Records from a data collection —
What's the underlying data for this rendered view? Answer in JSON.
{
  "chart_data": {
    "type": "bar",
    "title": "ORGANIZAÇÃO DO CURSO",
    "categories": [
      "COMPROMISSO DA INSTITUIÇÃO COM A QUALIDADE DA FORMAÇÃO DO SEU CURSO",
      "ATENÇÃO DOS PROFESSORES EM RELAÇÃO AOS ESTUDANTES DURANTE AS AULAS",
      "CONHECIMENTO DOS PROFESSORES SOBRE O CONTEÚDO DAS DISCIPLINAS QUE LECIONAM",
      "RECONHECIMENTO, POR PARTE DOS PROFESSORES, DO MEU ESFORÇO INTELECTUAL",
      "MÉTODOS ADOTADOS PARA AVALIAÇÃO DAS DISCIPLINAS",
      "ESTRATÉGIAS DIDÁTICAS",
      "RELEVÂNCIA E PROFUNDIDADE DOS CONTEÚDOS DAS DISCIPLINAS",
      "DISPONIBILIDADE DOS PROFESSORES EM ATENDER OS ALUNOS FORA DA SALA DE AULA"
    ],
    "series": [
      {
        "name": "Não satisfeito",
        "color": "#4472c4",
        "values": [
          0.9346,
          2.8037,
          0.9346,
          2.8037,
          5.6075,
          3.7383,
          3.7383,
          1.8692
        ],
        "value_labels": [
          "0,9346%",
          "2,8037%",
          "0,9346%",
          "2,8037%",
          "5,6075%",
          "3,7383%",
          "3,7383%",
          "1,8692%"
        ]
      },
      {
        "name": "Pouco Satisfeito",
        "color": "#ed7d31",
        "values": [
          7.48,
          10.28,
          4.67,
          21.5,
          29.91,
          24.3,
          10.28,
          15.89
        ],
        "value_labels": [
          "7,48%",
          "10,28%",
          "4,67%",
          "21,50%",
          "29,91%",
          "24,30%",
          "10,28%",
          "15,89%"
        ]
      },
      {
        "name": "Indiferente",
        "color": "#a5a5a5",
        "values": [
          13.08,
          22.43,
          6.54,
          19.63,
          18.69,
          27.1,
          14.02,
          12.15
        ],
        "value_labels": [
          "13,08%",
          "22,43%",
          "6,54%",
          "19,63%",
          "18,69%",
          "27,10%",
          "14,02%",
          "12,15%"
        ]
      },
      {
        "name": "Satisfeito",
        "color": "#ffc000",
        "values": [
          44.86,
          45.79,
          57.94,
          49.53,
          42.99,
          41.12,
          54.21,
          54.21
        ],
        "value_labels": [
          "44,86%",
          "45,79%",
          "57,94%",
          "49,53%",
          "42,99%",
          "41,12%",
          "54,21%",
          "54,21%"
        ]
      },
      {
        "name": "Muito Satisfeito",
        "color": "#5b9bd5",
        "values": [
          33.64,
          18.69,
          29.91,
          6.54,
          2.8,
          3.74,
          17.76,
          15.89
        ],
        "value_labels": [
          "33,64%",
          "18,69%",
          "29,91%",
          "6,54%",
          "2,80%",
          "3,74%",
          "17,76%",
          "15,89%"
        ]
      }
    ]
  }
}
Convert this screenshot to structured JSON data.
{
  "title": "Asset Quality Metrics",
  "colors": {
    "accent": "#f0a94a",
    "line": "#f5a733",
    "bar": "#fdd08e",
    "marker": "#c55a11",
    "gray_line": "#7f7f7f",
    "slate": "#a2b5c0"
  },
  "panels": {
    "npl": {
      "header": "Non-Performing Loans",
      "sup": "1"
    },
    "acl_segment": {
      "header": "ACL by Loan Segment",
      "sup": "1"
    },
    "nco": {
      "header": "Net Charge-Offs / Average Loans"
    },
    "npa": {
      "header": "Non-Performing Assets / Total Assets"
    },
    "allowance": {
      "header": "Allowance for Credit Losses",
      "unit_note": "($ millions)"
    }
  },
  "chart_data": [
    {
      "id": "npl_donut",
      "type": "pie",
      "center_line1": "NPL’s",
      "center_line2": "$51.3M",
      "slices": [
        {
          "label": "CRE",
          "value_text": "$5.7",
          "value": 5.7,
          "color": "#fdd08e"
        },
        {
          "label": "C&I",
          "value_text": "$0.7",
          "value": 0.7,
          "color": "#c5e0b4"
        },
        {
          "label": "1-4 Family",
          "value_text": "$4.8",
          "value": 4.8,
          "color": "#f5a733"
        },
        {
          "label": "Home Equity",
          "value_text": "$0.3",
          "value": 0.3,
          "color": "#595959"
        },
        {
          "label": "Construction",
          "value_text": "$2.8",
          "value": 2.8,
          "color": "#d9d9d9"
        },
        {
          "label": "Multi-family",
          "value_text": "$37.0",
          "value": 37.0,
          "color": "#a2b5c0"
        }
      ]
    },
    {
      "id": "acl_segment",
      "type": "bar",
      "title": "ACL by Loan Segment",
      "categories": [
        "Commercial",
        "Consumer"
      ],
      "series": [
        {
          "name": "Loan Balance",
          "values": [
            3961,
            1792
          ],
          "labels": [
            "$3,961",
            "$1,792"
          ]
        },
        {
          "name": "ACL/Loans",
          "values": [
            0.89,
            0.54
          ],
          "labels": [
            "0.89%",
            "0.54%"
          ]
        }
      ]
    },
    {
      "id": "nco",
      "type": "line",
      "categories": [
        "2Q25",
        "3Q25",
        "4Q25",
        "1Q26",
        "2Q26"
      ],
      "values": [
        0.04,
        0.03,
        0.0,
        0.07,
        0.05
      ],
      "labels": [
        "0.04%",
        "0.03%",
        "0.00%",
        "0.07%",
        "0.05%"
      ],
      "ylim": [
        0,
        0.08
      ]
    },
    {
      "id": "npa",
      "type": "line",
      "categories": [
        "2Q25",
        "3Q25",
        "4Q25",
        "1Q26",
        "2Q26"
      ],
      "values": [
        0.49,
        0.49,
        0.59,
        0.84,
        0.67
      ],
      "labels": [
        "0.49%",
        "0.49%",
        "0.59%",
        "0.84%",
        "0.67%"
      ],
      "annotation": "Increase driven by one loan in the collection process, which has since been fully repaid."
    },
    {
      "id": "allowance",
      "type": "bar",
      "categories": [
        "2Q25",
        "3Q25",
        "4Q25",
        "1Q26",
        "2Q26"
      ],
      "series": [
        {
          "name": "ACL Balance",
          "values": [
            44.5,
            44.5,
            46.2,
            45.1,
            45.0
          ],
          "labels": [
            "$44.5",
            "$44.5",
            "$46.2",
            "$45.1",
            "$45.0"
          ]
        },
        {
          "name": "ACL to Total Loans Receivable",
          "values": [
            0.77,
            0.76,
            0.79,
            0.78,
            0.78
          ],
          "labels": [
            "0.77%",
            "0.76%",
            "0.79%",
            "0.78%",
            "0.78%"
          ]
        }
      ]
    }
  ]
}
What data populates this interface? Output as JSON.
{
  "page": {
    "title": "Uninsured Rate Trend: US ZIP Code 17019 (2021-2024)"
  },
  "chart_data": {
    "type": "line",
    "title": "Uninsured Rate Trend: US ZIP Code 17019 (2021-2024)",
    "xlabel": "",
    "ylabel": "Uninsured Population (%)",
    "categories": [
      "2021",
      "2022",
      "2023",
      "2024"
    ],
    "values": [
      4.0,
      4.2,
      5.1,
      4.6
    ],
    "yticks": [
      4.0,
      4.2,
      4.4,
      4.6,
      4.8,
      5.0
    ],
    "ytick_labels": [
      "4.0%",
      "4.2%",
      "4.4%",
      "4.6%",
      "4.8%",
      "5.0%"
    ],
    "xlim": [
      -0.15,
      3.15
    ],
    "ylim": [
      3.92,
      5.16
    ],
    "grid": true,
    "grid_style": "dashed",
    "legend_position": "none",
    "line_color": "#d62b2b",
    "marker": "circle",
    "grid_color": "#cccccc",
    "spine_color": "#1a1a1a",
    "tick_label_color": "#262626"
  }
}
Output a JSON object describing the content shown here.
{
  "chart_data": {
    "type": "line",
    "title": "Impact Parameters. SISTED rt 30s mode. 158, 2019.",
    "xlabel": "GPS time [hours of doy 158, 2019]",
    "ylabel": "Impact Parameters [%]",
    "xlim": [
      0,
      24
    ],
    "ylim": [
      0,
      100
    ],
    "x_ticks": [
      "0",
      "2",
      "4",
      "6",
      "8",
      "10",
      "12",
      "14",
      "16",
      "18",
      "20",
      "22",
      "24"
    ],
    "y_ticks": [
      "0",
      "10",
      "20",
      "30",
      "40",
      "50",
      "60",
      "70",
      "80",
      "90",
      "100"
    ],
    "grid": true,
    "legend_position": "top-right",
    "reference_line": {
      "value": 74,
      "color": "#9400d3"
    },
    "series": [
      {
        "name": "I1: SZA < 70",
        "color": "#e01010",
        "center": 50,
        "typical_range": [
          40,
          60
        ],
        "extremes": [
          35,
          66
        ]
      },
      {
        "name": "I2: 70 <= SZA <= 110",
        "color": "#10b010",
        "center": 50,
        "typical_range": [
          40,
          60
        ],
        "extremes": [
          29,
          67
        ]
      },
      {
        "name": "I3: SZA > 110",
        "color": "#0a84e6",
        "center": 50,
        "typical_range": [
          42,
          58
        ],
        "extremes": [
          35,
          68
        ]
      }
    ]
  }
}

Problem to solve — Copy every line from the entries that contains the word "Total".

Worked solution —
      "header": "Non-Performing Assets / Total Assets"
          "name": "ACL to Total Loans Receivable",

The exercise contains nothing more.